# WHAT THE EXERCISE ASKS:
Transcribe the material in full. Nothing should differ except that the pictures are left out.

Figure collection entries
################

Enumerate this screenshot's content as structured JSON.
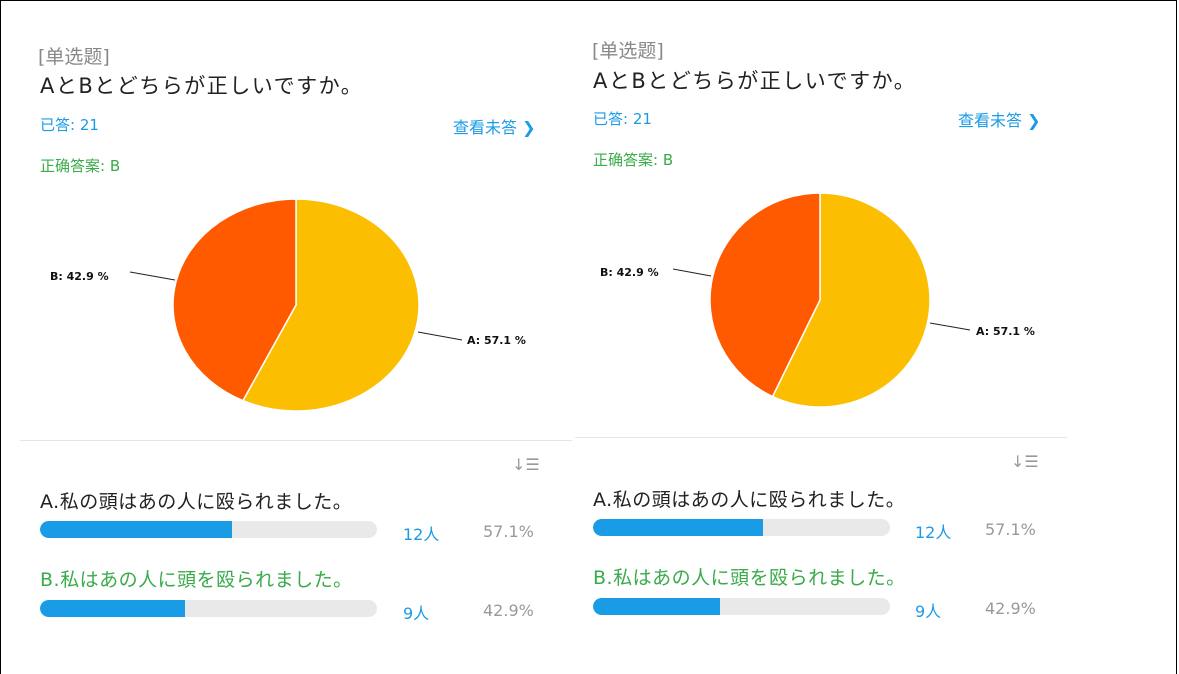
{
  "panels": [
    {
      "type_tag": "[单选题]",
      "question": "AとBとどちらが正しいですか。",
      "answered": "已答: 21",
      "view_unanswered": "查看未答",
      "correct_answer": "正确答案: B",
      "sort_icon": "sort-icon",
      "chart_data": {
        "type": "pie",
        "slices": [
          {
            "label": "A: 57.1 %",
            "value": 57.1,
            "color": "#FBBE00"
          },
          {
            "label": "B: 42.9 %",
            "value": 42.9,
            "color": "#FF5A00"
          }
        ]
      },
      "options": [
        {
          "label": "A.私の頭はあの人に殴られました。",
          "count": "12人",
          "percent": "57.1%",
          "fraction": 0.571
        },
        {
          "label": "B.私はあの人に頭を殴られました。",
          "count": "9人",
          "percent": "42.9%",
          "fraction": 0.429
        }
      ]
    },
    {
      "type_tag": "[单选题]",
      "question": "AとBとどちらが正しいですか。",
      "answered": "已答: 21",
      "view_unanswered": "查看未答",
      "correct_answer": "正确答案: B",
      "sort_icon": "sort-icon",
      "chart_data": {
        "type": "pie",
        "slices": [
          {
            "label": "A: 57.1 %",
            "value": 57.1,
            "color": "#FBBE00"
          },
          {
            "label": "B: 42.9 %",
            "value": 42.9,
            "color": "#FF5A00"
          }
        ]
      },
      "options": [
        {
          "label": "A.私の頭はあの人に殴られました。",
          "count": "12人",
          "percent": "57.1%",
          "fraction": 0.571
        },
        {
          "label": "B.私はあの人に頭を殴られました。",
          "count": "9人",
          "percent": "42.9%",
          "fraction": 0.429
        }
      ]
    }
  ]
}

################

# EXERCISE SOLUTION:
Enumerate this screenshot's content as structured JSON.
{
  "panels": [
    {
      "type_tag": "[单选题]",
      "question": "AとBとどちらが正しいですか。",
      "answered": "已答: 21",
      "view_unanswered": "查看未答",
      "correct_answer": "正确答案: B",
      "sort_icon": "sort-icon",
      "chart_data": {
        "type": "pie",
        "slices": [
          {
            "label": "A: 57.1 %",
            "value": 57.1,
            "color": "#FBBE00"
          },
          {
            "label": "B: 42.9 %",
            "value": 42.9,
            "color": "#FF5A00"
          }
        ]
      },
      "options": [
        {
          "label": "A.私の頭はあの人に殴られました。",
          "count": "12人",
          "percent": "57.1%",
          "fraction": 0.571
        },
        {
          "label": "B.私はあの人に頭を殴られました。",
          "count": "9人",
          "percent": "42.9%",
          "fraction": 0.429
        }
      ]
    },
    {
      "type_tag": "[单选题]",
      "question": "AとBとどちらが正しいですか。",
      "answered": "已答: 21",
      "view_unanswered": "查看未答",
      "correct_answer": "正确答案: B",
      "sort_icon": "sort-icon",
      "chart_data": {
        "type": "pie",
        "slices": [
          {
            "label": "A: 57.1 %",
            "value": 57.1,
            "color": "#FBBE00"
          },
          {
            "label": "B: 42.9 %",
            "value": 42.9,
            "color": "#FF5A00"
          }
        ]
      },
      "options": [
        {
          "label": "A.私の頭はあの人に殴られました。",
          "count": "12人",
          "percent": "57.1%",
          "fraction": 0.571
        },
        {
          "label": "B.私はあの人に頭を殴られました。",
          "count": "9人",
          "percent": "42.9%",
          "fraction": 0.429
        }
      ]
    }
  ]
}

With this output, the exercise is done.